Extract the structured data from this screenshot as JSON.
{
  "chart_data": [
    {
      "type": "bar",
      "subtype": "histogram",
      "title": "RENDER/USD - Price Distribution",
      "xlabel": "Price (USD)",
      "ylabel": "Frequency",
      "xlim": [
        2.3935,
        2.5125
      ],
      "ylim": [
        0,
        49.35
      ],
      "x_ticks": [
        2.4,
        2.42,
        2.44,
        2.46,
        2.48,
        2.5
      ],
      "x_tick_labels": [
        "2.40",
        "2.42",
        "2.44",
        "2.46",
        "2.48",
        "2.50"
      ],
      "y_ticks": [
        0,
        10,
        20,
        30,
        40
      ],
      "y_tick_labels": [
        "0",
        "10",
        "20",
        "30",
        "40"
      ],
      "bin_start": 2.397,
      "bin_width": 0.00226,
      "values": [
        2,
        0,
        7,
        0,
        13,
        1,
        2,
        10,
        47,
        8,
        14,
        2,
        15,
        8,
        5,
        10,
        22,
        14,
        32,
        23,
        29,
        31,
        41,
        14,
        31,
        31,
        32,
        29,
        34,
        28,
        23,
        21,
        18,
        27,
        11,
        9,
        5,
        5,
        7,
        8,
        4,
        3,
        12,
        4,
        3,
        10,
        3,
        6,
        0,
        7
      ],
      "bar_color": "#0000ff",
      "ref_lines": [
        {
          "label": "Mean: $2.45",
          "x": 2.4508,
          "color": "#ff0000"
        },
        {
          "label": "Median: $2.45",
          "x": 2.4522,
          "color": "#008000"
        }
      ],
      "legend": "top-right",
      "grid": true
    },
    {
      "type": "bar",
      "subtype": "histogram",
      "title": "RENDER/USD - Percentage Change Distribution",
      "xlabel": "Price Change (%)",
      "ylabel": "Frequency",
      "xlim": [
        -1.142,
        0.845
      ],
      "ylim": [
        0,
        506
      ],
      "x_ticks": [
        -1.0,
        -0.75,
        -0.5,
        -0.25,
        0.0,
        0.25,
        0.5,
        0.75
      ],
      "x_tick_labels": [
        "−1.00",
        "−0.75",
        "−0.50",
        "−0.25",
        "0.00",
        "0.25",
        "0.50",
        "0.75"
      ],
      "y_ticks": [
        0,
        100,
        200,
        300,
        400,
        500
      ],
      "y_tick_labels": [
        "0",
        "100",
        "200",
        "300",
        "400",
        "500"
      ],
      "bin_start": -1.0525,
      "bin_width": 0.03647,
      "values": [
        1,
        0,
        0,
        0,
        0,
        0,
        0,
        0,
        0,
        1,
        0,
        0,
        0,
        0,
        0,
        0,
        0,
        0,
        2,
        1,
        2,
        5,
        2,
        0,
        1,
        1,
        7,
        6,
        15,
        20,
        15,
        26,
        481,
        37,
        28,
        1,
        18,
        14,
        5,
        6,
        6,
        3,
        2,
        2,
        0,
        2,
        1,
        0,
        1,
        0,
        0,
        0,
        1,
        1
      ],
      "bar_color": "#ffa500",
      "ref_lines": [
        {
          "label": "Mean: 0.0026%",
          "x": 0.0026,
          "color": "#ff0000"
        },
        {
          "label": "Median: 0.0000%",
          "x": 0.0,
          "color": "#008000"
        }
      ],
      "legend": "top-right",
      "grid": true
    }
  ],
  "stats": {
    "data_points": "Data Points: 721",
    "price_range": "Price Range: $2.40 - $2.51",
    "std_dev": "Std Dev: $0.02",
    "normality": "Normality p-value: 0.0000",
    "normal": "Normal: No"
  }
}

■ GOAL
List every line above that holds the word "RENDER".

■ SOLUTION BELOW
      "title": "RENDER/USD - Price Distribution",
      "title": "RENDER/USD - Percentage Change Distribution",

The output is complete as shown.